▶ **TASK BRIEF**
Return the full listing exactly as it is written.

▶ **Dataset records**
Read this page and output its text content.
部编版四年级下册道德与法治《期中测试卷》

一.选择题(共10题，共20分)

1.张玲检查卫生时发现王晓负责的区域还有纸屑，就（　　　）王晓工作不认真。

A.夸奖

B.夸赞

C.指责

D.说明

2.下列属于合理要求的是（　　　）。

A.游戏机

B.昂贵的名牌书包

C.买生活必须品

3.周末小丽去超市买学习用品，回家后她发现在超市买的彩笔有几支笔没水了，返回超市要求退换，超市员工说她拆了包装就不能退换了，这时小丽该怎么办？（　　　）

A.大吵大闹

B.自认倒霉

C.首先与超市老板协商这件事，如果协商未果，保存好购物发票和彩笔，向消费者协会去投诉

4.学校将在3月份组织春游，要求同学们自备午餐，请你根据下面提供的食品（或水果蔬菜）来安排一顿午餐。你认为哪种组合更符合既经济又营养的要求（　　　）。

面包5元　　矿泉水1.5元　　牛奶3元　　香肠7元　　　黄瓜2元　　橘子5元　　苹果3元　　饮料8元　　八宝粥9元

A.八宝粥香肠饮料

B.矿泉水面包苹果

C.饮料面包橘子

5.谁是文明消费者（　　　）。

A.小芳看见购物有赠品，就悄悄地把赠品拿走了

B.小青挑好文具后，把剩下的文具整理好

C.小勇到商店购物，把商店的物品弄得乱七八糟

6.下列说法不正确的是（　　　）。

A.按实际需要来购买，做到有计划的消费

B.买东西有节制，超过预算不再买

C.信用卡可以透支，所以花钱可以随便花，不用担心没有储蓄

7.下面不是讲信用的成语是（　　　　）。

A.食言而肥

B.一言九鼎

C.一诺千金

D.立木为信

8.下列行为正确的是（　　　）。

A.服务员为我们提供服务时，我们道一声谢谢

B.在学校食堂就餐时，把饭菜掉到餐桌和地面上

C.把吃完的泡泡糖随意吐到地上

▶ **OUTPUT FOR THIS TASK**
Read this page and output its text content.
部编版四年级下册道德与法治《期中测试卷》

一.选择题(共10题，共20分)

1.张玲检查卫生时发现王晓负责的区域还有纸屑，就（　　　）王晓工作不认真。

A.夸奖

B.夸赞

C.指责

D.说明

2.下列属于合理要求的是（　　　）。

A.游戏机

B.昂贵的名牌书包

C.买生活必须品

3.周末小丽去超市买学习用品，回家后她发现在超市买的彩笔有几支笔没水了，返回超市要求退换，超市员工说她拆了包装就不能退换了，这时小丽该怎么办？（　　　）

A.大吵大闹

B.自认倒霉

C.首先与超市老板协商这件事，如果协商未果，保存好购物发票和彩笔，向消费者协会去投诉

4.学校将在3月份组织春游，要求同学们自备午餐，请你根据下面提供的食品（或水果蔬菜）来安排一顿午餐。你认为哪种组合更符合既经济又营养的要求（　　　）。

面包5元　　矿泉水1.5元　　牛奶3元　　香肠7元　　　黄瓜2元　　橘子5元　　苹果3元　　饮料8元　　八宝粥9元

A.八宝粥香肠饮料

B.矿泉水面包苹果

C.饮料面包橘子

5.谁是文明消费者（　　　）。

A.小芳看见购物有赠品，就悄悄地把赠品拿走了

B.小青挑好文具后，把剩下的文具整理好

C.小勇到商店购物，把商店的物品弄得乱七八糟

6.下列说法不正确的是（　　　）。

A.按实际需要来购买，做到有计划的消费

B.买东西有节制，超过预算不再买

C.信用卡可以透支，所以花钱可以随便花，不用担心没有储蓄

7.下面不是讲信用的成语是（　　　　）。

A.食言而肥

B.一言九鼎

C.一诺千金

D.立木为信

8.下列行为正确的是（　　　）。

A.服务员为我们提供服务时，我们道一声谢谢

B.在学校食堂就餐时，把饭菜掉到餐桌和地面上

C.把吃完的泡泡糖随意吐到地上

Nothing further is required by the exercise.